» **TASK OBJECTIVE**: Rewrite the records below with "cluster-stripe" changed to "cluster-band" and every other character kept as it is.

» **RECORDS PROVIDED**:
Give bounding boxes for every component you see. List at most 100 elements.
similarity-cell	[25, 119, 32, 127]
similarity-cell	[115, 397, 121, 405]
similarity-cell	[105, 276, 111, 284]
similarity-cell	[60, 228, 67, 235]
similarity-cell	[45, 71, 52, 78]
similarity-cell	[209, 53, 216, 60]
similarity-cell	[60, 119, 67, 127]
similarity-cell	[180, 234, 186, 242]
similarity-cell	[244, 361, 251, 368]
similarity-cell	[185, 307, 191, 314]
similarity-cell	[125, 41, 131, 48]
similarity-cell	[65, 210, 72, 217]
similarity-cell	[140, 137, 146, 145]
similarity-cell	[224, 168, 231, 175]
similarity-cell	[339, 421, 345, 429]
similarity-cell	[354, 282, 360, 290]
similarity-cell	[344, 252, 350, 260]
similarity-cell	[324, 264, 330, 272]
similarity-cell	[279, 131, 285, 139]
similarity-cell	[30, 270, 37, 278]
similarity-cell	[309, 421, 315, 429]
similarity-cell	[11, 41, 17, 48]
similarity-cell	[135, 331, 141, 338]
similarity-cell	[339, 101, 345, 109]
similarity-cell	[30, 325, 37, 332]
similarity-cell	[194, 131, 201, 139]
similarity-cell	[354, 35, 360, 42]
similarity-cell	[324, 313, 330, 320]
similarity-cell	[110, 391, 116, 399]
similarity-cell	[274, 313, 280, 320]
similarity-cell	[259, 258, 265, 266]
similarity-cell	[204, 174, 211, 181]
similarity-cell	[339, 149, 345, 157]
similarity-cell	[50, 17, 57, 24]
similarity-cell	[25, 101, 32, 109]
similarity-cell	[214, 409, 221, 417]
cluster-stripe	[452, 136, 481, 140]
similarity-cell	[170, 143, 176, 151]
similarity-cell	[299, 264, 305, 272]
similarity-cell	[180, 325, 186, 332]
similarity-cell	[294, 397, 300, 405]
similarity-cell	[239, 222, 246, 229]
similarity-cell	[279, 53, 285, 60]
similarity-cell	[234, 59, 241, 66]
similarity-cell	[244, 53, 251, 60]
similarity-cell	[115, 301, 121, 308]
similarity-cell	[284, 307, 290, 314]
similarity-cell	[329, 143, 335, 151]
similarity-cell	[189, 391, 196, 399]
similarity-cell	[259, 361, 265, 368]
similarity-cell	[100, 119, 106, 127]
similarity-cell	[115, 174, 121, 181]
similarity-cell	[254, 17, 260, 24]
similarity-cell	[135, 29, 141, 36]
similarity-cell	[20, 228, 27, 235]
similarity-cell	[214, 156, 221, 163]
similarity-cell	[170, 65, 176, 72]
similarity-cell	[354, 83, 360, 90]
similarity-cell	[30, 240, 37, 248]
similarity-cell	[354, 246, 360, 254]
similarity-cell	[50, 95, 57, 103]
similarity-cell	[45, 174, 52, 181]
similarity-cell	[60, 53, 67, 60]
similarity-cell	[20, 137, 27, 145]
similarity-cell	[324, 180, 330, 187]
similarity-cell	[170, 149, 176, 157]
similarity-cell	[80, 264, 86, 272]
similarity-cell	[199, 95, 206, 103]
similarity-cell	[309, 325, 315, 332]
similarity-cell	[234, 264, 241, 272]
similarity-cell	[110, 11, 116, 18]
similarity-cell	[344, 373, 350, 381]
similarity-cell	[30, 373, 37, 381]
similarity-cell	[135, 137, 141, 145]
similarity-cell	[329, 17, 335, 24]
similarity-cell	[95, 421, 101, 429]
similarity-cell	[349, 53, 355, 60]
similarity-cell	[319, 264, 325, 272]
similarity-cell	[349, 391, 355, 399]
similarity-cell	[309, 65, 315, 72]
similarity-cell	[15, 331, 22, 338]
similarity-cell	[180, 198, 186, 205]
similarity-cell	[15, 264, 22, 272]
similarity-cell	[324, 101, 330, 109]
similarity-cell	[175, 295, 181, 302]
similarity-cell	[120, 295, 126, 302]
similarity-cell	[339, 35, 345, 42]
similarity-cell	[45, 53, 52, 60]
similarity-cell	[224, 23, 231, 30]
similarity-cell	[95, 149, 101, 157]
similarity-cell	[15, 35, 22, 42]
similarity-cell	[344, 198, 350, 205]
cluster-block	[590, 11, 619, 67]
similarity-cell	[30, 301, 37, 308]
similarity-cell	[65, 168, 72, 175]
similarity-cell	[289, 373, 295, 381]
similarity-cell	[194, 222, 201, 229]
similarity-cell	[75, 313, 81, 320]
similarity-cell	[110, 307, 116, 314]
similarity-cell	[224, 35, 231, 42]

» **RESPONSE FOR THIS EXERCISE**:
Give bounding boxes for every component you see. List at most 100 elements.
similarity-cell	[25, 119, 32, 127]
similarity-cell	[115, 397, 121, 405]
similarity-cell	[105, 276, 111, 284]
similarity-cell	[60, 228, 67, 235]
similarity-cell	[45, 71, 52, 78]
similarity-cell	[209, 53, 216, 60]
similarity-cell	[60, 119, 67, 127]
similarity-cell	[180, 234, 186, 242]
similarity-cell	[244, 361, 251, 368]
similarity-cell	[185, 307, 191, 314]
similarity-cell	[125, 41, 131, 48]
similarity-cell	[65, 210, 72, 217]
similarity-cell	[140, 137, 146, 145]
similarity-cell	[224, 168, 231, 175]
similarity-cell	[339, 421, 345, 429]
similarity-cell	[354, 282, 360, 290]
similarity-cell	[344, 252, 350, 260]
similarity-cell	[324, 264, 330, 272]
similarity-cell	[279, 131, 285, 139]
similarity-cell	[30, 270, 37, 278]
similarity-cell	[309, 421, 315, 429]
similarity-cell	[11, 41, 17, 48]
similarity-cell	[135, 331, 141, 338]
similarity-cell	[339, 101, 345, 109]
similarity-cell	[30, 325, 37, 332]
similarity-cell	[194, 131, 201, 139]
similarity-cell	[354, 35, 360, 42]
similarity-cell	[324, 313, 330, 320]
similarity-cell	[110, 391, 116, 399]
similarity-cell	[274, 313, 280, 320]
similarity-cell	[259, 258, 265, 266]
similarity-cell	[204, 174, 211, 181]
similarity-cell	[339, 149, 345, 157]
similarity-cell	[50, 17, 57, 24]
similarity-cell	[25, 101, 32, 109]
similarity-cell	[214, 409, 221, 417]
cluster-band	[452, 136, 481, 140]
similarity-cell	[170, 143, 176, 151]
similarity-cell	[299, 264, 305, 272]
similarity-cell	[180, 325, 186, 332]
similarity-cell	[294, 397, 300, 405]
similarity-cell	[239, 222, 246, 229]
similarity-cell	[279, 53, 285, 60]
similarity-cell	[234, 59, 241, 66]
similarity-cell	[244, 53, 251, 60]
similarity-cell	[115, 301, 121, 308]
similarity-cell	[284, 307, 290, 314]
similarity-cell	[329, 143, 335, 151]
similarity-cell	[189, 391, 196, 399]
similarity-cell	[259, 361, 265, 368]
similarity-cell	[100, 119, 106, 127]
similarity-cell	[115, 174, 121, 181]
similarity-cell	[254, 17, 260, 24]
similarity-cell	[135, 29, 141, 36]
similarity-cell	[20, 228, 27, 235]
similarity-cell	[214, 156, 221, 163]
similarity-cell	[170, 65, 176, 72]
similarity-cell	[354, 83, 360, 90]
similarity-cell	[30, 240, 37, 248]
similarity-cell	[354, 246, 360, 254]
similarity-cell	[50, 95, 57, 103]
similarity-cell	[45, 174, 52, 181]
similarity-cell	[60, 53, 67, 60]
similarity-cell	[20, 137, 27, 145]
similarity-cell	[324, 180, 330, 187]
similarity-cell	[170, 149, 176, 157]
similarity-cell	[80, 264, 86, 272]
similarity-cell	[199, 95, 206, 103]
similarity-cell	[309, 325, 315, 332]
similarity-cell	[234, 264, 241, 272]
similarity-cell	[110, 11, 116, 18]
similarity-cell	[344, 373, 350, 381]
similarity-cell	[30, 373, 37, 381]
similarity-cell	[135, 137, 141, 145]
similarity-cell	[329, 17, 335, 24]
similarity-cell	[95, 421, 101, 429]
similarity-cell	[349, 53, 355, 60]
similarity-cell	[319, 264, 325, 272]
similarity-cell	[349, 391, 355, 399]
similarity-cell	[309, 65, 315, 72]
similarity-cell	[15, 331, 22, 338]
similarity-cell	[180, 198, 186, 205]
similarity-cell	[15, 264, 22, 272]
similarity-cell	[324, 101, 330, 109]
similarity-cell	[175, 295, 181, 302]
similarity-cell	[120, 295, 126, 302]
similarity-cell	[339, 35, 345, 42]
similarity-cell	[45, 53, 52, 60]
similarity-cell	[224, 23, 231, 30]
similarity-cell	[95, 149, 101, 157]
similarity-cell	[15, 35, 22, 42]
similarity-cell	[344, 198, 350, 205]
cluster-block	[590, 11, 619, 67]
similarity-cell	[30, 301, 37, 308]
similarity-cell	[65, 168, 72, 175]
similarity-cell	[289, 373, 295, 381]
similarity-cell	[194, 222, 201, 229]
similarity-cell	[75, 313, 81, 320]
similarity-cell	[110, 307, 116, 314]
similarity-cell	[224, 35, 231, 42]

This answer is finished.